◆ DIRECTIVE:
Please find all lines in the data that hold the string "label" and copy them.

[Figure content listings]
++++++++++++++++++++

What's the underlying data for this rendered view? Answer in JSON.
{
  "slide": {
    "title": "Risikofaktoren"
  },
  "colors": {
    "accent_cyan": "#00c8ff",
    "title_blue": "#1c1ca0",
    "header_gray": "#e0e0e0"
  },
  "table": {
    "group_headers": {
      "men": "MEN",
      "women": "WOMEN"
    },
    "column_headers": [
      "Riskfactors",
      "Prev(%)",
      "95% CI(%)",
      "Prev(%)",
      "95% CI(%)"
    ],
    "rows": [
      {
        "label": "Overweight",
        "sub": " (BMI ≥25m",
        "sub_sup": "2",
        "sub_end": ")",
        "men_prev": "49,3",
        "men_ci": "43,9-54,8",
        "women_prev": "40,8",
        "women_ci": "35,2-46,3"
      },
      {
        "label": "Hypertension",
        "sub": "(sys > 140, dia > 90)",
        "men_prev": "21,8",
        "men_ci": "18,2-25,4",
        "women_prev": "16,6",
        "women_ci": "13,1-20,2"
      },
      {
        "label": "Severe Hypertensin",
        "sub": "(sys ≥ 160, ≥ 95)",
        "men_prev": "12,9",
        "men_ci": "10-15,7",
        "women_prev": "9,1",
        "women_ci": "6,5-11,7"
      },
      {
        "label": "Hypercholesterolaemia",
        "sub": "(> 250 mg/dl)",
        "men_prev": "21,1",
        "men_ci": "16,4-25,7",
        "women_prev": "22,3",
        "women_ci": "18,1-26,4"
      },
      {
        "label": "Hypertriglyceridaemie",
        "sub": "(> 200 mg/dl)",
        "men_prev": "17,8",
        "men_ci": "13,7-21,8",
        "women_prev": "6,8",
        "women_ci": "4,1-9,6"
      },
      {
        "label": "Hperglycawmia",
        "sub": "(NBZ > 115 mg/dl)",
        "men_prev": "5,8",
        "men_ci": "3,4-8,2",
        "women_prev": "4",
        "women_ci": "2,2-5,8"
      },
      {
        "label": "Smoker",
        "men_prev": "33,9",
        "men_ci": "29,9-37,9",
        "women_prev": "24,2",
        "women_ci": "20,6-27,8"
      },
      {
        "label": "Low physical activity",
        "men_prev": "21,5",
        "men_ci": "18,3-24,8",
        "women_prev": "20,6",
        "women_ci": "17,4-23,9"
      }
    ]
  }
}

++++++++++++++++++++

◆ SOLUTION TO THIS PROBLEM:
        "label": "Overweight",
        "label": "Hypertension",
        "label": "Severe Hypertensin",
        "label": "Hypercholesterolaemia",
        "label": "Hypertriglyceridaemie",
        "label": "Hperglycawmia",
        "label": "Smoker",
        "label": "Low physical activity",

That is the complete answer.